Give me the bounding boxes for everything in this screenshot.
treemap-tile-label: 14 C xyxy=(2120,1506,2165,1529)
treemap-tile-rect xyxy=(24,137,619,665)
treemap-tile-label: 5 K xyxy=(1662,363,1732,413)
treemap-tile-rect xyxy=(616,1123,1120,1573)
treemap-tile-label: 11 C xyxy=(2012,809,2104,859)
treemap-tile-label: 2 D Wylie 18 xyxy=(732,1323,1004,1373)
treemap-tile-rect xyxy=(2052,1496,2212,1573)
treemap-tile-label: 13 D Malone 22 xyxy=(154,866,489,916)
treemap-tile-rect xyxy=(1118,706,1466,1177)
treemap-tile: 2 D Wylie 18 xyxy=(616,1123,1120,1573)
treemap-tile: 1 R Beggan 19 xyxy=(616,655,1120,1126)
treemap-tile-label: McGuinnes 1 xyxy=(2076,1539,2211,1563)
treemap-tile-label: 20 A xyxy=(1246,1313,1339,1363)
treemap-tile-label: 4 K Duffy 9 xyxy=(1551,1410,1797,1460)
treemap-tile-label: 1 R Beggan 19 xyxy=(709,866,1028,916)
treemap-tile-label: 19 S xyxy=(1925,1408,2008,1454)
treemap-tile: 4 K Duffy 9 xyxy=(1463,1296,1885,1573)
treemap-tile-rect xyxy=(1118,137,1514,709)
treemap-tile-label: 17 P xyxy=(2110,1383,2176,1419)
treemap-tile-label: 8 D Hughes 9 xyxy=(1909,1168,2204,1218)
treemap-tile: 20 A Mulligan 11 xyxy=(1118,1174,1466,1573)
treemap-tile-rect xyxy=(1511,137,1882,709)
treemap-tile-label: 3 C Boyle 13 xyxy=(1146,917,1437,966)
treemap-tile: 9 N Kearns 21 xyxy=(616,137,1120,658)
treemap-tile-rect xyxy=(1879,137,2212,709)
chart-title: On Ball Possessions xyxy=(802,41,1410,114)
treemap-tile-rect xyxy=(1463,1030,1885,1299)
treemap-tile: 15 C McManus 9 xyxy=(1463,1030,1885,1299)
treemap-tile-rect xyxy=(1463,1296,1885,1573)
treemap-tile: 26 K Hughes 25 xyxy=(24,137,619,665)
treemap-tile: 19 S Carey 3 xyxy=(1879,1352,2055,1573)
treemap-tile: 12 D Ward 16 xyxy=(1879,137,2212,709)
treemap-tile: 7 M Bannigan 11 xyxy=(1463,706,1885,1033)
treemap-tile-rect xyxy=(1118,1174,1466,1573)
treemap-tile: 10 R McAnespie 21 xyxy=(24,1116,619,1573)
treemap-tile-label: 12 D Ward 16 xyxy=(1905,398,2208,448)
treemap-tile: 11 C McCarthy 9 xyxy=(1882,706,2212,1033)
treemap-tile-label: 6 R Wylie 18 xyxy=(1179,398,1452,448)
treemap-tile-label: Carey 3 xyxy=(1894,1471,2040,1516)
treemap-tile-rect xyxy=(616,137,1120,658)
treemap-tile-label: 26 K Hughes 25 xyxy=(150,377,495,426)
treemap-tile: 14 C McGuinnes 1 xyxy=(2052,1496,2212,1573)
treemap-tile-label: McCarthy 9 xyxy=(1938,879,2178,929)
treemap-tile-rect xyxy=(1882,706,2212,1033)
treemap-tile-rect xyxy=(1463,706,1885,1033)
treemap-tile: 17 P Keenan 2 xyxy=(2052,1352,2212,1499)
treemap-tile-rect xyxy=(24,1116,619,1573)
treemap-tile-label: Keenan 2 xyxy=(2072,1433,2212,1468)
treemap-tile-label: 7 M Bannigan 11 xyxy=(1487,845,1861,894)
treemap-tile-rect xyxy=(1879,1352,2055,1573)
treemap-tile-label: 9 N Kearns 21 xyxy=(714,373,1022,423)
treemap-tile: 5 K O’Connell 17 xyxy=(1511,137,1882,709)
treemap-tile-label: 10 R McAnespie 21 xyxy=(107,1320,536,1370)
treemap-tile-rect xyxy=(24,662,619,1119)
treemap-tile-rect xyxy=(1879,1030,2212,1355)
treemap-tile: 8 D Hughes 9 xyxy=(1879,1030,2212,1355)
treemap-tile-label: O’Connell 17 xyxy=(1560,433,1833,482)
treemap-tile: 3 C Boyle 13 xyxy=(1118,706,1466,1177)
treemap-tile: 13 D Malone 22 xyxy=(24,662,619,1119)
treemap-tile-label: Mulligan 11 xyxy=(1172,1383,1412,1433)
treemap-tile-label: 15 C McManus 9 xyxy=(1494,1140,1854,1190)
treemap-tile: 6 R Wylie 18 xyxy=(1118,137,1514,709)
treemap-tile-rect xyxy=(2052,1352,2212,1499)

*****

__WHAT THE EXERCISE ASKS__. Copy the records word for word, from their first line through the line with "treemap-tile-rect xyxy=(2052,1496,2212,1573)", including that line.

__SOLUTION TO THE PROBLEM__.
Give me the bounding boxes for everything in this screenshot.
treemap-tile-label: 14 C xyxy=(2120,1506,2165,1529)
treemap-tile-rect xyxy=(24,137,619,665)
treemap-tile-label: 5 K xyxy=(1662,363,1732,413)
treemap-tile-rect xyxy=(616,1123,1120,1573)
treemap-tile-label: 11 C xyxy=(2012,809,2104,859)
treemap-tile-label: 2 D Wylie 18 xyxy=(732,1323,1004,1373)
treemap-tile-rect xyxy=(2052,1496,2212,1573)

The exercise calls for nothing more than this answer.